(Materials provided Opens)

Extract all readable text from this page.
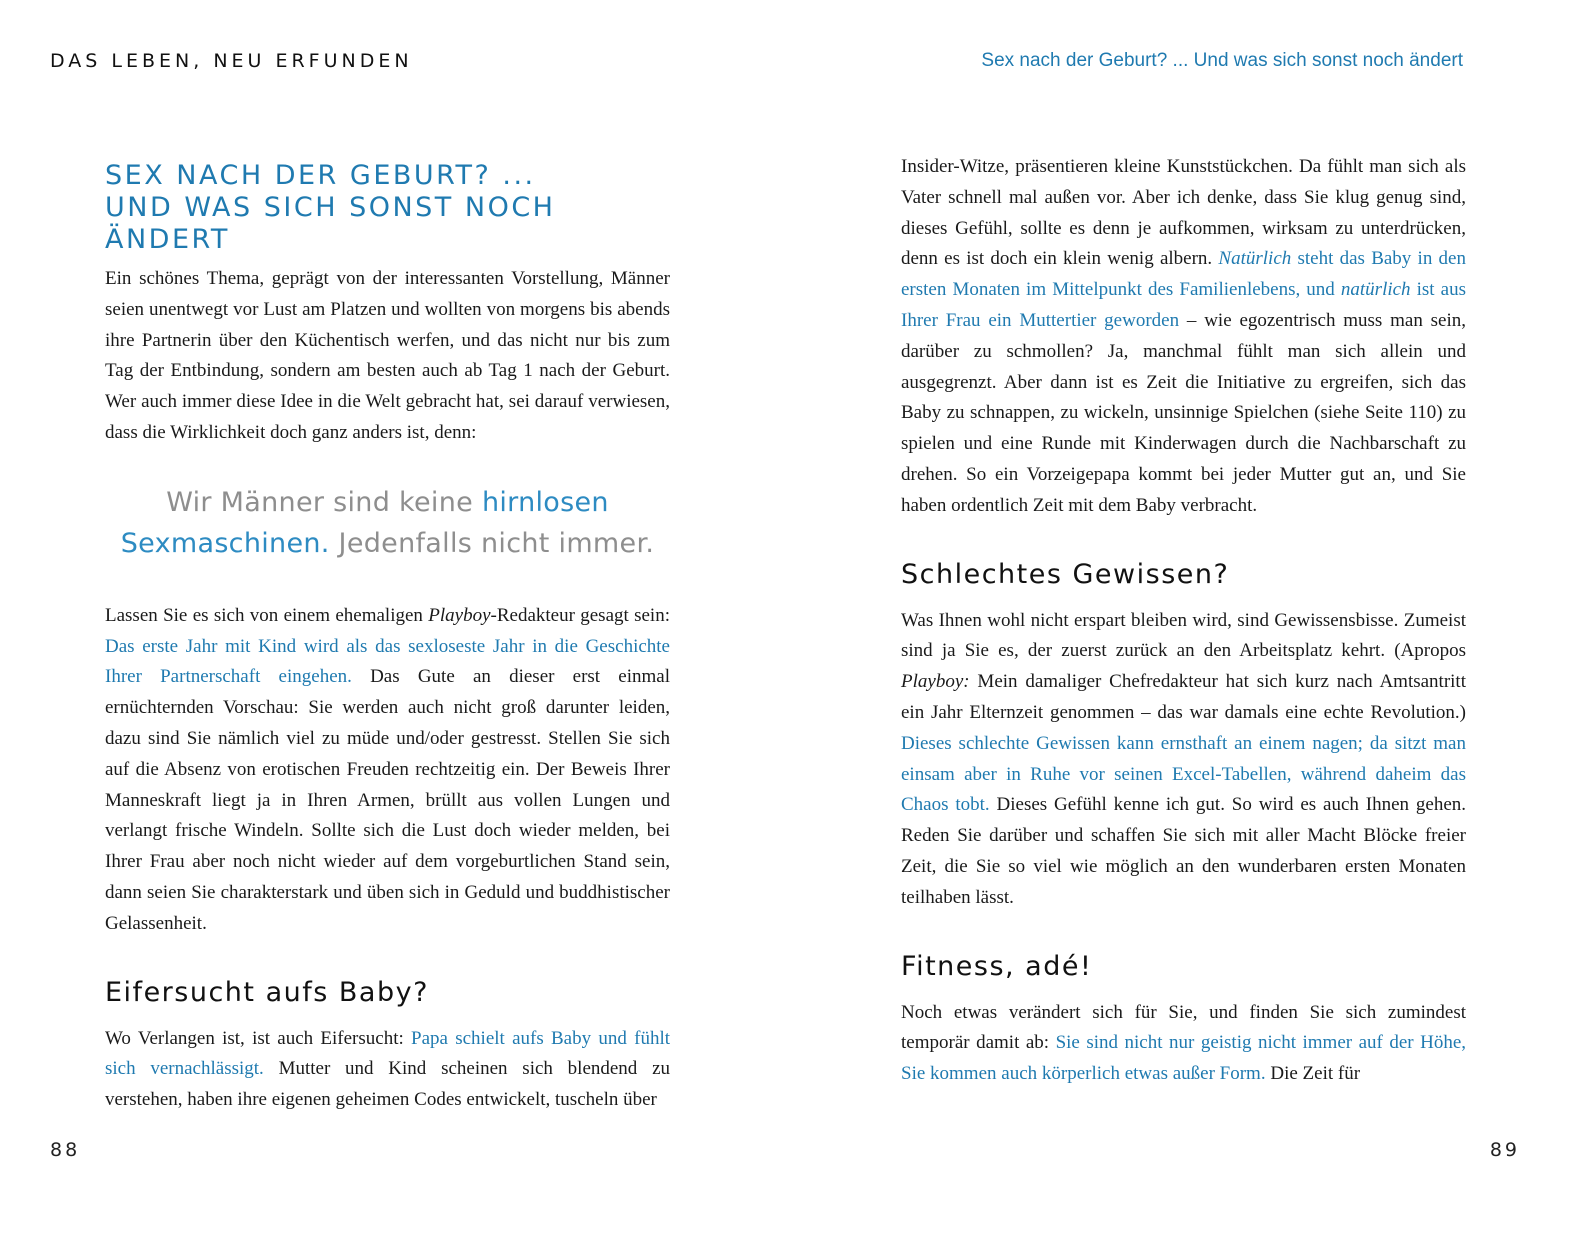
DAS LEBEN, NEU ERFUNDEN
SEX NACH DER GEBURT? ...
UND WAS SICH SONST NOCH ÄNDERT

Ein schönes Thema, geprägt von der interessanten Vorstellung, Männer seien unentwegt vor Lust am Platzen und wollten von morgens bis abends ihre Partnerin über den Küchentisch werfen, und das nicht nur bis zum Tag der Entbindung, sondern am besten auch ab Tag 1 nach der Geburt. Wer auch immer diese Idee in die Welt gebracht hat, sei darauf verwiesen, dass die Wirklichkeit doch ganz anders ist, denn:

Wir Männer sind keine hirnlosen Sexmaschinen. Jedenfalls nicht immer.

Lassen Sie es sich von einem ehemaligen Playboy-Redakteur gesagt sein: Das erste Jahr mit Kind wird als das sexloseste Jahr in die Geschichte Ihrer Partnerschaft eingehen. Das Gute an dieser erst einmal ernüchternden Vorschau: Sie werden auch nicht groß darunter leiden, dazu sind Sie nämlich viel zu müde und/oder gestresst. Stellen Sie sich auf die Absenz von erotischen Freuden rechtzeitig ein. Der Beweis Ihrer Manneskraft liegt ja in Ihren Armen, brüllt aus vollen Lungen und verlangt frische Windeln. Sollte sich die Lust doch wieder melden, bei Ihrer Frau aber noch nicht wieder auf dem vorgeburtlichen Stand sein, dann seien Sie charakterstark und üben sich in Geduld und buddhistischer Gelassenheit.

Eifersucht aufs Baby?

Wo Verlangen ist, ist auch Eifersucht: Papa schielt aufs Baby und fühlt sich vernachlässigt. Mutter und Kind scheinen sich blendend zu verstehen, haben ihre eigenen geheimen Codes entwickelt, tuscheln über

88
Sex nach der Geburt? ... Und was sich sonst noch ändert

Insider-Witze, präsentieren kleine Kunststückchen. Da fühlt man sich als Vater schnell mal außen vor. Aber ich denke, dass Sie klug genug sind, dieses Gefühl, sollte es denn je aufkommen, wirksam zu unterdrücken, denn es ist doch ein klein wenig albern. Natürlich steht das Baby in den ersten Monaten im Mittelpunkt des Familienlebens, und natürlich ist aus Ihrer Frau ein Muttertier geworden – wie egozentrisch muss man sein, darüber zu schmollen? Ja, manchmal fühlt man sich allein und ausgegrenzt. Aber dann ist es Zeit die Initiative zu ergreifen, sich das Baby zu schnappen, zu wickeln, unsinnige Spielchen (siehe Seite 110) zu spielen und eine Runde mit Kinderwagen durch die Nachbarschaft zu drehen. So ein Vorzeigepapa kommt bei jeder Mutter gut an, und Sie haben ordentlich Zeit mit dem Baby verbracht.

Schlechtes Gewissen?

Was Ihnen wohl nicht erspart bleiben wird, sind Gewissensbisse. Zumeist sind ja Sie es, der zuerst zurück an den Arbeitsplatz kehrt. (Apropos Playboy: Mein damaliger Chefredakteur hat sich kurz nach Amtsantritt ein Jahr Elternzeit genommen – das war damals eine echte Revolution.) Dieses schlechte Gewissen kann ernsthaft an einem nagen; da sitzt man einsam aber in Ruhe vor seinen Excel-Tabellen, während daheim das Chaos tobt. Dieses Gefühl kenne ich gut. So wird es auch Ihnen gehen. Reden Sie darüber und schaffen Sie sich mit aller Macht Blöcke freier Zeit, die Sie so viel wie möglich an den wunderbaren ersten Monaten teilhaben lässt.

Fitness, adé!

Noch etwas verändert sich für Sie, und finden Sie sich zumindest temporär damit ab: Sie sind nicht nur geistig nicht immer auf der Höhe, Sie kommen auch körperlich etwas außer Form. Die Zeit für

89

(Materials provided Closes)

■ Exercise instructions ■
Looking through the records, copy out every line in which the word "aufs" is found.

■ Exercise output ■
Eifersucht aufs Baby?
Wo Verlangen ist, ist auch Eifersucht: Papa schielt aufs Baby und fühlt sich vernachlässigt. Mutter und Kind scheinen sich blendend zu verstehen, haben ihre eigenen geheimen Codes entwickelt, tuscheln über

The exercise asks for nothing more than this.